===== Information supplied
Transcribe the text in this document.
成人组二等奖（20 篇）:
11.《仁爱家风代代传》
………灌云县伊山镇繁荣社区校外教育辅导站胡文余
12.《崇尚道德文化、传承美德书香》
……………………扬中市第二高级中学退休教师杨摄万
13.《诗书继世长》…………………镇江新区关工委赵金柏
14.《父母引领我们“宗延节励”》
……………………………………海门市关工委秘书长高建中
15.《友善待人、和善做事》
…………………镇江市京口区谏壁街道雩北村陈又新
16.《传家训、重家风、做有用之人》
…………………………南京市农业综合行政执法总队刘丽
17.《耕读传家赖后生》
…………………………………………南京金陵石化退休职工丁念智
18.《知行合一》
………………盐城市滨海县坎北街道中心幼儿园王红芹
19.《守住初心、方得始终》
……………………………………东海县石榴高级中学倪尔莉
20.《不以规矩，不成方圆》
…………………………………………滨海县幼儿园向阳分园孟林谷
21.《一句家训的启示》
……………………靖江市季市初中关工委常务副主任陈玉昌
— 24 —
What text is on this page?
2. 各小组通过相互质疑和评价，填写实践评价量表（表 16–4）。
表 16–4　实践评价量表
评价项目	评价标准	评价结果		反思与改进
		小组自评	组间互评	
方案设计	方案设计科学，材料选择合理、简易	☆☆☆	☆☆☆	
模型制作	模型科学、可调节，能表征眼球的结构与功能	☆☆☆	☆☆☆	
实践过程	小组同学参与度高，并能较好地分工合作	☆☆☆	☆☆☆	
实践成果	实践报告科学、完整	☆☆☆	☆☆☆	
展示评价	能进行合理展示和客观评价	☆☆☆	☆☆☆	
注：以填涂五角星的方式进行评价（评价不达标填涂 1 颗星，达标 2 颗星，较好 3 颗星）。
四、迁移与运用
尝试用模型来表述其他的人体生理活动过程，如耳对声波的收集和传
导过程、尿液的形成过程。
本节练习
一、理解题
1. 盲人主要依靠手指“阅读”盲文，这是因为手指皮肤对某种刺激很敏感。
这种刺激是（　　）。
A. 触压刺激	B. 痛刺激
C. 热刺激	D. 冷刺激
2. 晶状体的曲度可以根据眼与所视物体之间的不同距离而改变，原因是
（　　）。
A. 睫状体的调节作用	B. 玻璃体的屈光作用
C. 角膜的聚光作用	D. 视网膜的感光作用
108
==========
**What you are asked to do:** In the listing above, find each line with the word "text" and copy it.

**Answer to the exercise:**
Transcribe the text in this document.
What text is on this page?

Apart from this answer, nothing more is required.